[START OF INPUT RECORDS]
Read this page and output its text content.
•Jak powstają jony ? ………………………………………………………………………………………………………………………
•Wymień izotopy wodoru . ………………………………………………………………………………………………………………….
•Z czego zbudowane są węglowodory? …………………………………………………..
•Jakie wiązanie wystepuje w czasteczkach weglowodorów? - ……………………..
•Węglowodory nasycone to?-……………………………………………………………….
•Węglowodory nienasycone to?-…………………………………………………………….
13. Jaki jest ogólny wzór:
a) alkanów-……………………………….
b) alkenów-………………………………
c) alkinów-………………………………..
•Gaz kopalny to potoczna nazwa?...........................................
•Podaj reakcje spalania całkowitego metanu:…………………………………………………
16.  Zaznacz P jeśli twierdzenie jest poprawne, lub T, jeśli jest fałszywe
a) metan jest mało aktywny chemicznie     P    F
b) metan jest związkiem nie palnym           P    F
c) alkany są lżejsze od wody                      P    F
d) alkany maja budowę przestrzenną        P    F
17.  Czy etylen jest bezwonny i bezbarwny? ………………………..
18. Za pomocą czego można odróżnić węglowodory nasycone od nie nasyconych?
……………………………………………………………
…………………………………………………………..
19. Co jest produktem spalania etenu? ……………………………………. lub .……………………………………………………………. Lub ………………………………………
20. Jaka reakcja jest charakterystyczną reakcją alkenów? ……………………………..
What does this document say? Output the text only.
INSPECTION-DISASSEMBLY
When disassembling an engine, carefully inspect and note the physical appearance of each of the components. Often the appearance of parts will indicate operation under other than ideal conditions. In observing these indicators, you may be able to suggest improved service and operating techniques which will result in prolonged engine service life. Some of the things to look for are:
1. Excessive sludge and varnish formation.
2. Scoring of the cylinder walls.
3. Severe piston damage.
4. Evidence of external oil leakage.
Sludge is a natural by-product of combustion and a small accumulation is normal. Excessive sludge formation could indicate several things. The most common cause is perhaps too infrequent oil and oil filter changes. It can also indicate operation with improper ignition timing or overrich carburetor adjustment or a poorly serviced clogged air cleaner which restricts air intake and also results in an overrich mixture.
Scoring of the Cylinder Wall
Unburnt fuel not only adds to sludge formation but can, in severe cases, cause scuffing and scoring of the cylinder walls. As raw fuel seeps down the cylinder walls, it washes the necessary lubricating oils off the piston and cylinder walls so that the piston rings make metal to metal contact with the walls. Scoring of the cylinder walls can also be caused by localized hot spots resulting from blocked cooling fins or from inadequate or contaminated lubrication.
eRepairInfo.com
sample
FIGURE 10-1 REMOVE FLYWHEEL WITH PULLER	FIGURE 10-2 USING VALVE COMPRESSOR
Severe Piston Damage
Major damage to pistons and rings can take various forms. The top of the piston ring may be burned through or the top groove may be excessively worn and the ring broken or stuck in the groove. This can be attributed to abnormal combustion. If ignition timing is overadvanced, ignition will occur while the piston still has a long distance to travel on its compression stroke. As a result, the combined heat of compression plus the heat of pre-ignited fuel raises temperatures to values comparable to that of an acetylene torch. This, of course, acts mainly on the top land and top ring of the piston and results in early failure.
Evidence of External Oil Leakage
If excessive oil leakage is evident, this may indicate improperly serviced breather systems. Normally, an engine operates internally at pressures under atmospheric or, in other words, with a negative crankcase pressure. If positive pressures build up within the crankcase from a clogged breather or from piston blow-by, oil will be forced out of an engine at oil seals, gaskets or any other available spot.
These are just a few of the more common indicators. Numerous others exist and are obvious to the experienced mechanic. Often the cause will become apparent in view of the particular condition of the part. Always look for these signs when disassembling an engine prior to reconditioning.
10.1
[END OF INPUT RECORDS]
(REQUEST) Lines of the material that contain the word "Scoring" are to be gathered.

(COMPLETED TASK)
2. Scoring of the cylinder walls.
Scoring of the Cylinder Wall
Unburnt fuel not only adds to sludge formation but can, in severe cases, cause scuffing and scoring of the cylinder walls. As raw fuel seeps down the cylinder walls, it washes the necessary lubricating oils off the piston and cylinder walls so that the piston rings make metal to metal contact with the walls. Scoring of the cylinder walls can also be caused by localized hot spots resulting from blocked cooling fins or from inadequate or contaminated lubrication.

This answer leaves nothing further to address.